[Collection entries]
==============================

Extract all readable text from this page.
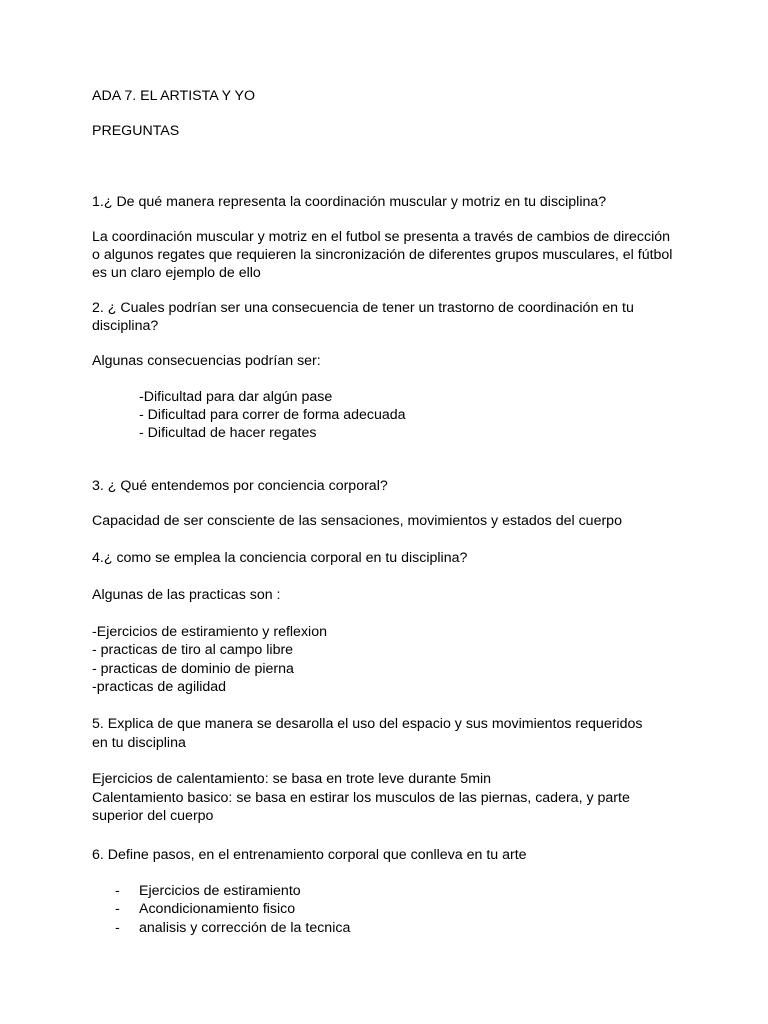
ADA 7. EL ARTISTA Y YO

PREGUNTAS

1.¿ De qué manera representa la coordinación muscular y motriz en tu disciplina?

La coordinación muscular y motriz en el futbol se presenta a través de cambios de dirección

o algunos regates que requieren la sincronización de diferentes grupos musculares, el fútbol

es un claro ejemplo de ello

2. ¿ Cuales podrían ser una consecuencia de tener un trastorno de coordinación en tu

disciplina?

Algunas consecuencias podrían ser:

-Dificultad para dar algún pase

- Dificultad para correr de forma adecuada

- Dificultad de hacer regates

3. ¿ Qué entendemos por conciencia corporal?

Capacidad de ser consciente de las sensaciones, movimientos y estados del cuerpo

4.¿ como se emplea la conciencia corporal en tu disciplina?

Algunas de las practicas son :

-Ejercicios de estiramiento y reflexion

- practicas de tiro al campo libre

- practicas de dominio de pierna

-practicas de agilidad

5. Explica de que manera se desarolla el uso del espacio y sus movimientos requeridos

en tu disciplina

Ejercicios de calentamiento: se basa en trote leve durante 5min

Calentamiento basico: se basa en estirar los musculos de las piernas, cadera, y parte

superior del cuerpo

6. Define pasos, en el entrenamiento corporal que conlleva en tu arte

- Ejercicios de estiramiento
- Acondicionamiento fisico
- analisis y corrección de la tecnica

==============================

Search the entries for the word "podrían" and copy every line that has it.

2. ¿ Cuales podrían ser una consecuencia de tener un trastorno de coordinación en tu
Algunas consecuencias podrían ser:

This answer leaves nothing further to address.